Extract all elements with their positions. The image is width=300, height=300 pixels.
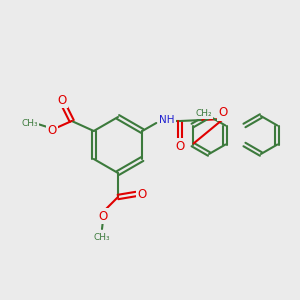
Text: O: O	[47, 124, 56, 136]
Text: O: O	[176, 140, 185, 152]
Text: CH₃: CH₃	[21, 119, 38, 128]
Text: O: O	[57, 94, 66, 106]
Text: CH₂: CH₂	[196, 110, 213, 118]
Text: O: O	[98, 209, 108, 223]
Text: O: O	[137, 188, 147, 200]
Text: CH₃: CH₃	[94, 232, 110, 242]
Text: NH: NH	[159, 115, 175, 125]
Text: O: O	[219, 106, 228, 119]
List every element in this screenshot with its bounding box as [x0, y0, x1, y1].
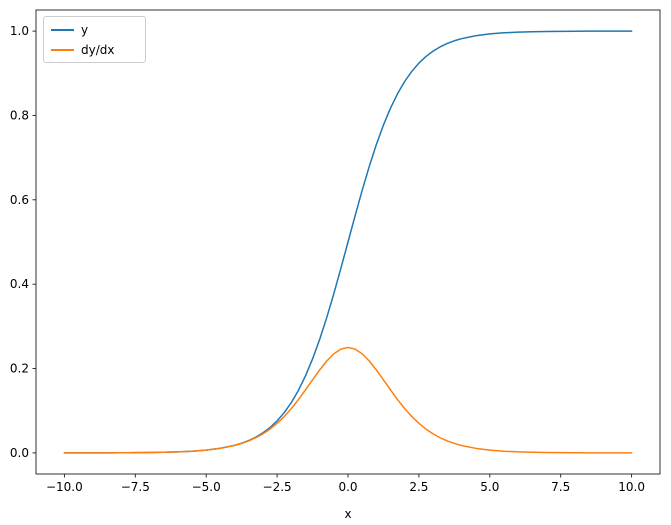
y-tick-label: 0.0: [10, 446, 29, 460]
x-axis-label: x: [344, 507, 352, 521]
y-tick-label: 0.8: [10, 108, 29, 122]
x-tick-label: −5.0: [192, 480, 221, 494]
x-tick-label: 2.5: [409, 480, 428, 494]
y-tick-label: 0.2: [10, 362, 29, 376]
legend-label-y: y: [81, 22, 89, 37]
legend-line-dydx-icon: [51, 48, 74, 51]
legend-line-y-icon: [51, 28, 74, 31]
y-tick-label: 0.6: [10, 193, 29, 207]
legend-item-dydx: dy/dx: [51, 42, 137, 57]
x-tick-label: 7.5: [551, 480, 570, 494]
legend: y dy/dx: [43, 16, 146, 63]
legend-label-dydx: dy/dx: [81, 42, 115, 57]
x-tick-label: −10.0: [46, 480, 83, 494]
x-tick-label: 5.0: [480, 480, 499, 494]
legend-item-y: y: [51, 22, 137, 37]
x-tick-label: 0.0: [338, 480, 357, 494]
y-tick-label: 0.4: [10, 277, 29, 291]
x-tick-label: −7.5: [121, 480, 150, 494]
series-line-dydx: [63, 346, 633, 454]
x-tick-label: −2.5: [263, 480, 292, 494]
x-tick-label: 10.0: [618, 480, 645, 494]
y-tick-label: 1.0: [10, 24, 29, 38]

....................

Objective: Lay out every line of the records above as a numbered list, leaving out any blank lines and the pictures.

Exercise answer:
1. Extract all elements with their positions. The image is width=300, height=300 pixels.
2. Text: O: O	[47, 124, 56, 136]
3. Text: O: O	[176, 140, 185, 152]
4. Text: CH₃: CH₃	[21, 119, 38, 128]
5. Text: O: O	[57, 94, 66, 106]
6. Text: CH₂: CH₂	[196, 110, 213, 118]
7. Text: O: O	[98, 209, 108, 223]
8. Text: O: O	[137, 188, 147, 200]
9. Text: CH₃: CH₃	[94, 232, 110, 242]
10. Text: NH: NH	[159, 115, 175, 125]
11. Text: O: O	[219, 106, 228, 119]
12. List every element in this screenshot with its bounding box as [x0, y0, x1, y1].
13. y-tick-label: 0.0: [10, 446, 29, 460]
14. x-axis-label: x: [344, 507, 352, 521]
15. y-tick-label: 0.8: [10, 108, 29, 122]
16. x-tick-label: −5.0: [192, 480, 221, 494]
17. x-tick-label: 2.5: [409, 480, 428, 494]
18. y-tick-label: 0.2: [10, 362, 29, 376]
19. legend-label-y: y: [81, 22, 89, 37]
20. legend-line-dydx-icon: [51, 48, 74, 51]
21. legend-line-y-icon: [51, 28, 74, 31]
22. y-tick-label: 0.6: [10, 193, 29, 207]
23. legend-item-dydx: dy/dx: [51, 42, 137, 57]
24. x-tick-label: 7.5: [551, 480, 570, 494]
25. legend: y dy/dx: [43, 16, 146, 63]
26. legend-label-dydx: dy/dx: [81, 42, 115, 57]
27. x-tick-label: −10.0: [46, 480, 83, 494]
28. x-tick-label: 5.0: [480, 480, 499, 494]
29. legend-item-y: y: [51, 22, 137, 37]
30. x-tick-label: 0.0: [338, 480, 357, 494]
31. y-tick-label: 0.4: [10, 277, 29, 291]
32. x-tick-label: −7.5: [121, 480, 150, 494]
33. series-line-dydx: [63, 346, 633, 454]
34. x-tick-label: −2.5: [263, 480, 292, 494]
35. x-tick-label: 10.0: [618, 480, 645, 494]
36. y-tick-label: 1.0: [10, 24, 29, 38]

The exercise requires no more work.